→ Task prompt
In the entries below, find the lines that contain the word "ylabel" and copy them.

(Records from a dataset)
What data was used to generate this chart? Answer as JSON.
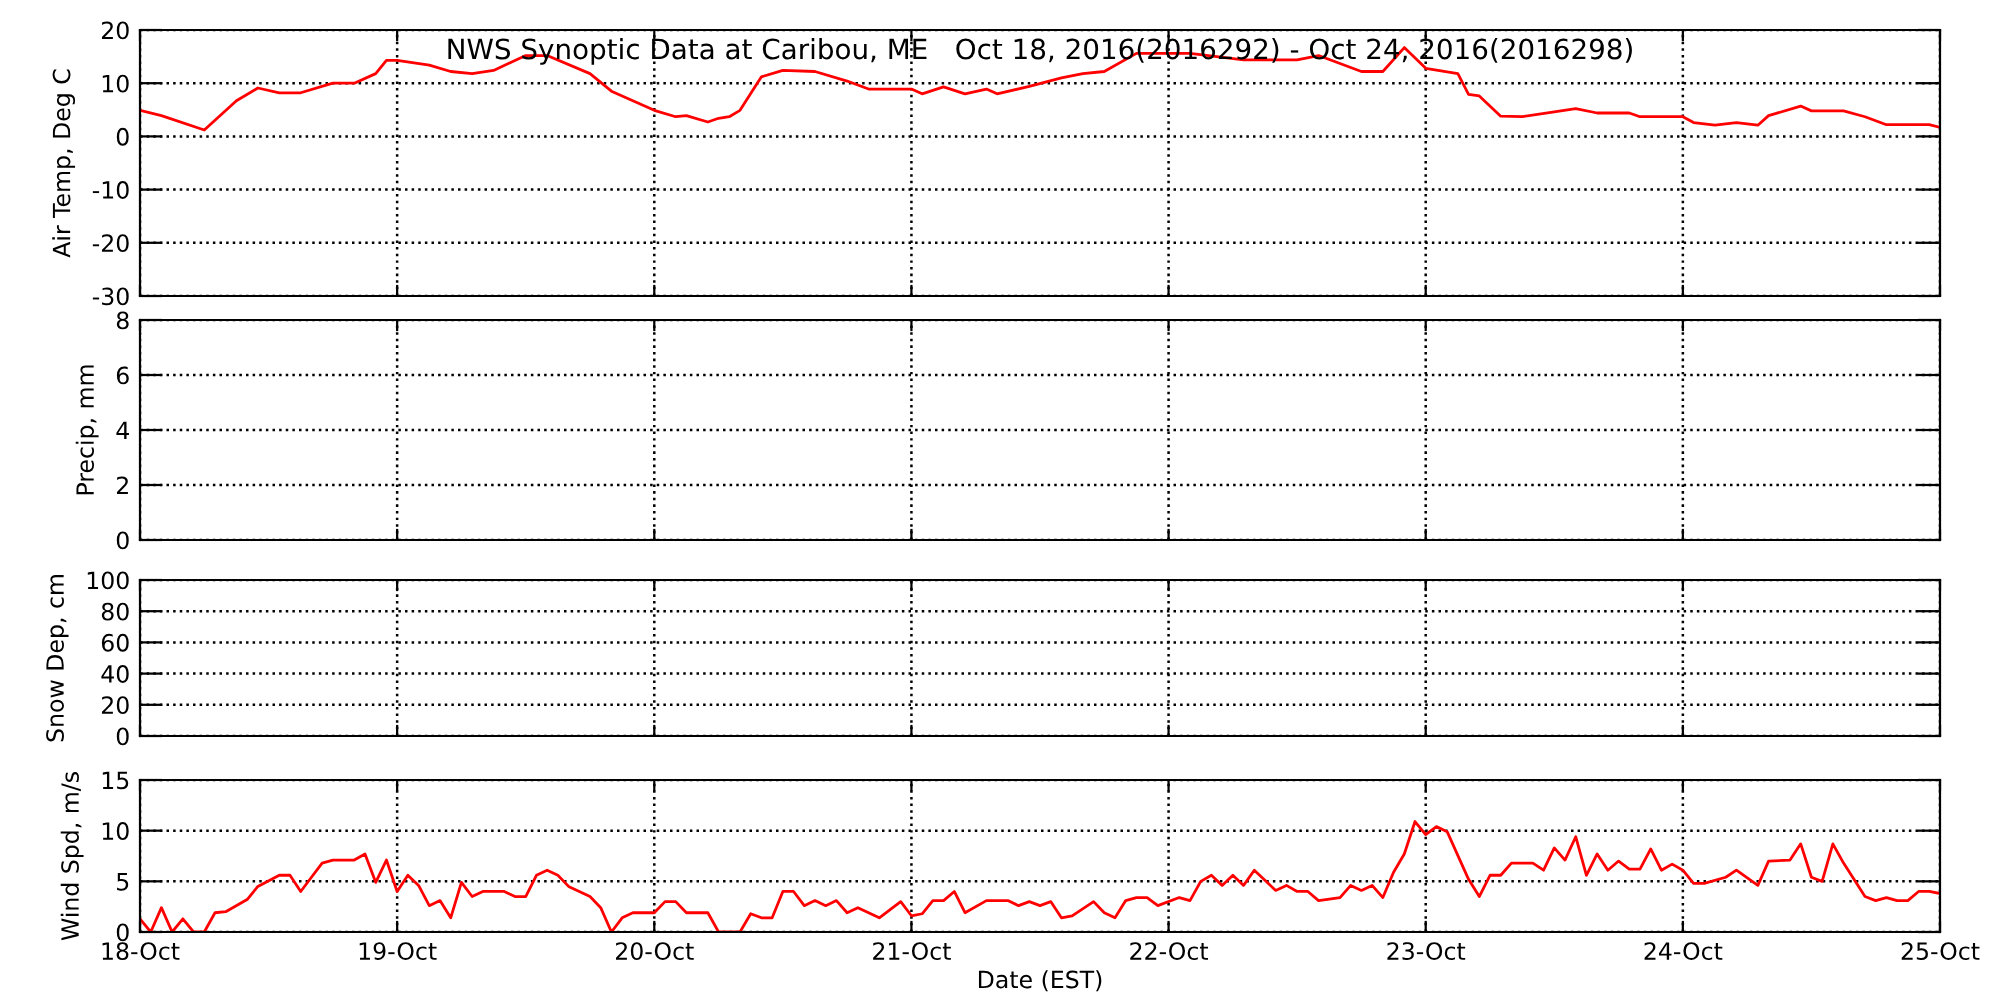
{
  "chart_data": [
    {
      "type": "line",
      "title": "NWS Synoptic Data at Caribou, ME   Oct 18, 2016(2016292) - Oct 24, 2016(2016298)",
      "ylabel": "Air Temp, Deg C",
      "xlim": [
        "2016-10-18",
        "2016-10-25"
      ],
      "xticks": [
        {
          "value": "2016-10-18",
          "label": null
        },
        {
          "value": "2016-10-19",
          "label": null
        },
        {
          "value": "2016-10-20",
          "label": null
        },
        {
          "value": "2016-10-21",
          "label": null
        },
        {
          "value": "2016-10-22",
          "label": null
        },
        {
          "value": "2016-10-23",
          "label": null
        },
        {
          "value": "2016-10-24",
          "label": null
        },
        {
          "value": "2016-10-25",
          "label": null
        }
      ],
      "ylim": [
        -30,
        20
      ],
      "yticks": [
        -30,
        -20,
        -10,
        0,
        10,
        20
      ],
      "grid": true,
      "tick_labels": "y",
      "series": [
        {
          "color": "#ff0000",
          "x": [
            "2016-10-18T00:00",
            "2016-10-18T02:00",
            "2016-10-18T06:00",
            "2016-10-18T09:00",
            "2016-10-18T11:00",
            "2016-10-18T13:00",
            "2016-10-18T15:00",
            "2016-10-18T18:00",
            "2016-10-18T20:00",
            "2016-10-18T22:00",
            "2016-10-18T23:00",
            "2016-10-19T00:00",
            "2016-10-19T03:00",
            "2016-10-19T05:00",
            "2016-10-19T07:00",
            "2016-10-19T09:00",
            "2016-10-19T12:00",
            "2016-10-19T14:00",
            "2016-10-19T18:00",
            "2016-10-19T20:00",
            "2016-10-20T00:00",
            "2016-10-20T02:00",
            "2016-10-20T03:00",
            "2016-10-20T05:00",
            "2016-10-20T06:00",
            "2016-10-20T07:00",
            "2016-10-20T08:00",
            "2016-10-20T10:00",
            "2016-10-20T12:00",
            "2016-10-20T15:00",
            "2016-10-20T18:00",
            "2016-10-20T20:00",
            "2016-10-21T00:00",
            "2016-10-21T01:00",
            "2016-10-21T03:00",
            "2016-10-21T05:00",
            "2016-10-21T07:00",
            "2016-10-21T08:00",
            "2016-10-21T11:00",
            "2016-10-21T14:00",
            "2016-10-21T16:00",
            "2016-10-21T18:00",
            "2016-10-21T21:00",
            "2016-10-22T02:00",
            "2016-10-22T07:00",
            "2016-10-22T12:00",
            "2016-10-22T14:00",
            "2016-10-22T18:00",
            "2016-10-22T20:00",
            "2016-10-22T22:00",
            "2016-10-23T00:00",
            "2016-10-23T03:00",
            "2016-10-23T04:00",
            "2016-10-23T05:00",
            "2016-10-23T07:00",
            "2016-10-23T09:00",
            "2016-10-23T12:00",
            "2016-10-23T14:00",
            "2016-10-23T16:00",
            "2016-10-23T19:00",
            "2016-10-23T20:00",
            "2016-10-24T00:00",
            "2016-10-24T01:00",
            "2016-10-24T03:00",
            "2016-10-24T05:00",
            "2016-10-24T07:00",
            "2016-10-24T08:00",
            "2016-10-24T11:00",
            "2016-10-24T12:00",
            "2016-10-24T15:00",
            "2016-10-24T17:00",
            "2016-10-24T19:00",
            "2016-10-24T23:00",
            "2016-10-25T00:00"
          ],
          "values": [
            4.9,
            3.9,
            1.2,
            6.7,
            9.1,
            8.2,
            8.2,
            10,
            10,
            11.8,
            14.3,
            14.3,
            13.4,
            12.2,
            11.8,
            12.4,
            15.2,
            15.2,
            11.8,
            8.5,
            4.9,
            3.7,
            3.9,
            2.7,
            3.4,
            3.7,
            4.9,
            11.2,
            12.4,
            12.2,
            10.4,
            8.9,
            8.9,
            8.0,
            9.3,
            8.0,
            8.9,
            8.0,
            9.4,
            11.0,
            11.8,
            12.2,
            15.6,
            15.6,
            14.4,
            14.4,
            15.2,
            12.2,
            12.2,
            16.7,
            12.8,
            11.8,
            7.9,
            7.6,
            3.8,
            3.7,
            4.6,
            5.2,
            4.4,
            4.4,
            3.7,
            3.7,
            2.6,
            2.1,
            2.6,
            2.1,
            3.9,
            5.7,
            4.8,
            4.8,
            3.7,
            2.2,
            2.2,
            1.7
          ]
        }
      ]
    },
    {
      "type": "line",
      "ylabel": "Precip, mm",
      "xlim": [
        "2016-10-18",
        "2016-10-25"
      ],
      "xticks": [
        {
          "value": "2016-10-18",
          "label": null
        },
        {
          "value": "2016-10-19",
          "label": null
        },
        {
          "value": "2016-10-20",
          "label": null
        },
        {
          "value": "2016-10-21",
          "label": null
        },
        {
          "value": "2016-10-22",
          "label": null
        },
        {
          "value": "2016-10-23",
          "label": null
        },
        {
          "value": "2016-10-24",
          "label": null
        },
        {
          "value": "2016-10-25",
          "label": null
        }
      ],
      "ylim": [
        0,
        8
      ],
      "yticks": [
        0,
        2,
        4,
        6,
        8
      ],
      "grid": true,
      "tick_labels": "y"
    },
    {
      "type": "line",
      "ylabel": "Snow Dep, cm",
      "xlim": [
        "2016-10-18",
        "2016-10-25"
      ],
      "xticks": [
        {
          "value": "2016-10-18",
          "label": null
        },
        {
          "value": "2016-10-19",
          "label": null
        },
        {
          "value": "2016-10-20",
          "label": null
        },
        {
          "value": "2016-10-21",
          "label": null
        },
        {
          "value": "2016-10-22",
          "label": null
        },
        {
          "value": "2016-10-23",
          "label": null
        },
        {
          "value": "2016-10-24",
          "label": null
        },
        {
          "value": "2016-10-25",
          "label": null
        }
      ],
      "ylim": [
        0,
        100
      ],
      "yticks": [
        0,
        20,
        40,
        60,
        80,
        100
      ],
      "grid": true,
      "tick_labels": "y"
    },
    {
      "type": "line",
      "ylabel": "Wind Spd, m/s",
      "xlabel": "Date (EST)",
      "xlim": [
        "2016-10-18",
        "2016-10-25"
      ],
      "xticks": [
        {
          "value": "2016-10-18",
          "label": "18-Oct"
        },
        {
          "value": "2016-10-19",
          "label": "19-Oct"
        },
        {
          "value": "2016-10-20",
          "label": "20-Oct"
        },
        {
          "value": "2016-10-21",
          "label": "21-Oct"
        },
        {
          "value": "2016-10-22",
          "label": "22-Oct"
        },
        {
          "value": "2016-10-23",
          "label": "23-Oct"
        },
        {
          "value": "2016-10-24",
          "label": "24-Oct"
        },
        {
          "value": "2016-10-25",
          "label": "25-Oct"
        }
      ],
      "ylim": [
        0,
        15
      ],
      "yticks": [
        0,
        5,
        10,
        15
      ],
      "grid": true,
      "series": [
        {
          "color": "#ff0000",
          "x": [
            "2016-10-18T00:00",
            "2016-10-18T01:00",
            "2016-10-18T02:00",
            "2016-10-18T03:00",
            "2016-10-18T04:00",
            "2016-10-18T05:00",
            "2016-10-18T06:00",
            "2016-10-18T07:00",
            "2016-10-18T08:00",
            "2016-10-18T10:00",
            "2016-10-18T11:00",
            "2016-10-18T13:00",
            "2016-10-18T14:00",
            "2016-10-18T15:00",
            "2016-10-18T16:00",
            "2016-10-18T17:00",
            "2016-10-18T18:00",
            "2016-10-18T20:00",
            "2016-10-18T21:00",
            "2016-10-18T22:00",
            "2016-10-18T23:00",
            "2016-10-19T00:00",
            "2016-10-19T01:00",
            "2016-10-19T02:00",
            "2016-10-19T03:00",
            "2016-10-19T04:00",
            "2016-10-19T05:00",
            "2016-10-19T06:00",
            "2016-10-19T07:00",
            "2016-10-19T08:00",
            "2016-10-19T10:00",
            "2016-10-19T11:00",
            "2016-10-19T12:00",
            "2016-10-19T13:00",
            "2016-10-19T14:00",
            "2016-10-19T15:00",
            "2016-10-19T16:00",
            "2016-10-19T18:00",
            "2016-10-19T19:00",
            "2016-10-19T20:00",
            "2016-10-19T21:00",
            "2016-10-19T22:00",
            "2016-10-20T00:00",
            "2016-10-20T01:00",
            "2016-10-20T02:00",
            "2016-10-20T03:00",
            "2016-10-20T05:00",
            "2016-10-20T06:00",
            "2016-10-20T08:00",
            "2016-10-20T09:00",
            "2016-10-20T10:00",
            "2016-10-20T11:00",
            "2016-10-20T12:00",
            "2016-10-20T13:00",
            "2016-10-20T14:00",
            "2016-10-20T15:00",
            "2016-10-20T16:00",
            "2016-10-20T17:00",
            "2016-10-20T18:00",
            "2016-10-20T19:00",
            "2016-10-20T21:00",
            "2016-10-20T23:00",
            "2016-10-21T00:00",
            "2016-10-21T01:00",
            "2016-10-21T02:00",
            "2016-10-21T03:00",
            "2016-10-21T04:00",
            "2016-10-21T05:00",
            "2016-10-21T07:00",
            "2016-10-21T08:00",
            "2016-10-21T09:00",
            "2016-10-21T10:00",
            "2016-10-21T11:00",
            "2016-10-21T12:00",
            "2016-10-21T13:00",
            "2016-10-21T14:00",
            "2016-10-21T15:00",
            "2016-10-21T17:00",
            "2016-10-21T18:00",
            "2016-10-21T19:00",
            "2016-10-21T20:00",
            "2016-10-21T21:00",
            "2016-10-21T22:00",
            "2016-10-21T23:00",
            "2016-10-22T01:00",
            "2016-10-22T02:00",
            "2016-10-22T03:00",
            "2016-10-22T04:00",
            "2016-10-22T05:00",
            "2016-10-22T06:00",
            "2016-10-22T07:00",
            "2016-10-22T08:00",
            "2016-10-22T10:00",
            "2016-10-22T11:00",
            "2016-10-22T12:00",
            "2016-10-22T13:00",
            "2016-10-22T14:00",
            "2016-10-22T16:00",
            "2016-10-22T17:00",
            "2016-10-22T18:00",
            "2016-10-22T19:00",
            "2016-10-22T20:00",
            "2016-10-22T21:00",
            "2016-10-22T22:00",
            "2016-10-22T23:00",
            "2016-10-23T00:00",
            "2016-10-23T01:00",
            "2016-10-23T02:00",
            "2016-10-23T04:00",
            "2016-10-23T05:00",
            "2016-10-23T06:00",
            "2016-10-23T07:00",
            "2016-10-23T08:00",
            "2016-10-23T10:00",
            "2016-10-23T11:00",
            "2016-10-23T12:00",
            "2016-10-23T13:00",
            "2016-10-23T14:00",
            "2016-10-23T15:00",
            "2016-10-23T16:00",
            "2016-10-23T17:00",
            "2016-10-23T18:00",
            "2016-10-23T19:00",
            "2016-10-23T20:00",
            "2016-10-23T21:00",
            "2016-10-23T22:00",
            "2016-10-23T23:00",
            "2016-10-24T00:00",
            "2016-10-24T01:00",
            "2016-10-24T02:00",
            "2016-10-24T04:00",
            "2016-10-24T05:00",
            "2016-10-24T07:00",
            "2016-10-24T08:00",
            "2016-10-24T10:00",
            "2016-10-24T11:00",
            "2016-10-24T12:00",
            "2016-10-24T13:00",
            "2016-10-24T14:00",
            "2016-10-24T15:00",
            "2016-10-24T17:00",
            "2016-10-24T18:00",
            "2016-10-24T19:00",
            "2016-10-24T20:00",
            "2016-10-24T21:00",
            "2016-10-24T22:00",
            "2016-10-24T23:00",
            "2016-10-25T00:00"
          ],
          "values": [
            1.3,
            0,
            2.4,
            0,
            1.3,
            0,
            0,
            1.9,
            2.0,
            3.2,
            4.5,
            5.6,
            5.6,
            4.0,
            5.4,
            6.8,
            7.1,
            7.1,
            7.7,
            4.9,
            7.1,
            4.0,
            5.6,
            4.6,
            2.6,
            3.1,
            1.4,
            4.9,
            3.5,
            4.0,
            4.0,
            3.5,
            3.5,
            5.6,
            6.1,
            5.6,
            4.5,
            3.5,
            2.4,
            0,
            1.4,
            1.9,
            1.9,
            3.0,
            3.0,
            1.9,
            1.9,
            0,
            0,
            1.8,
            1.4,
            1.4,
            4.0,
            4.0,
            2.6,
            3.1,
            2.6,
            3.1,
            1.9,
            2.4,
            1.4,
            3.0,
            1.6,
            1.8,
            3.1,
            3.1,
            4.0,
            1.9,
            3.1,
            3.1,
            3.1,
            2.6,
            3.0,
            2.6,
            3.0,
            1.4,
            1.6,
            3.0,
            1.9,
            1.4,
            3.1,
            3.4,
            3.4,
            2.6,
            3.4,
            3.1,
            5.0,
            5.6,
            4.6,
            5.6,
            4.6,
            6.1,
            4.1,
            4.6,
            4.0,
            4.0,
            3.1,
            3.4,
            4.6,
            4.1,
            4.6,
            3.4,
            5.9,
            7.7,
            10.9,
            9.6,
            10.4,
            9.9,
            5.2,
            3.5,
            5.6,
            5.6,
            6.8,
            6.8,
            6.1,
            8.3,
            7.1,
            9.4,
            5.6,
            7.7,
            6.1,
            7.0,
            6.2,
            6.2,
            8.2,
            6.1,
            6.7,
            6.1,
            4.8,
            4.8,
            5.4,
            6.1,
            4.6,
            7.0,
            7.1,
            8.7,
            5.4,
            5.0,
            8.7,
            6.8,
            3.5,
            3.1,
            3.4,
            3.1,
            3.1,
            4.0,
            4.0,
            3.8
          ]
        }
      ]
    }
  ]
}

→ Solution to the exercise
      "ylabel": "Air Temp, Deg C",
      "ylabel": "Precip, mm",
      "ylabel": "Snow Dep, cm",
      "ylabel": "Wind Spd, m/s",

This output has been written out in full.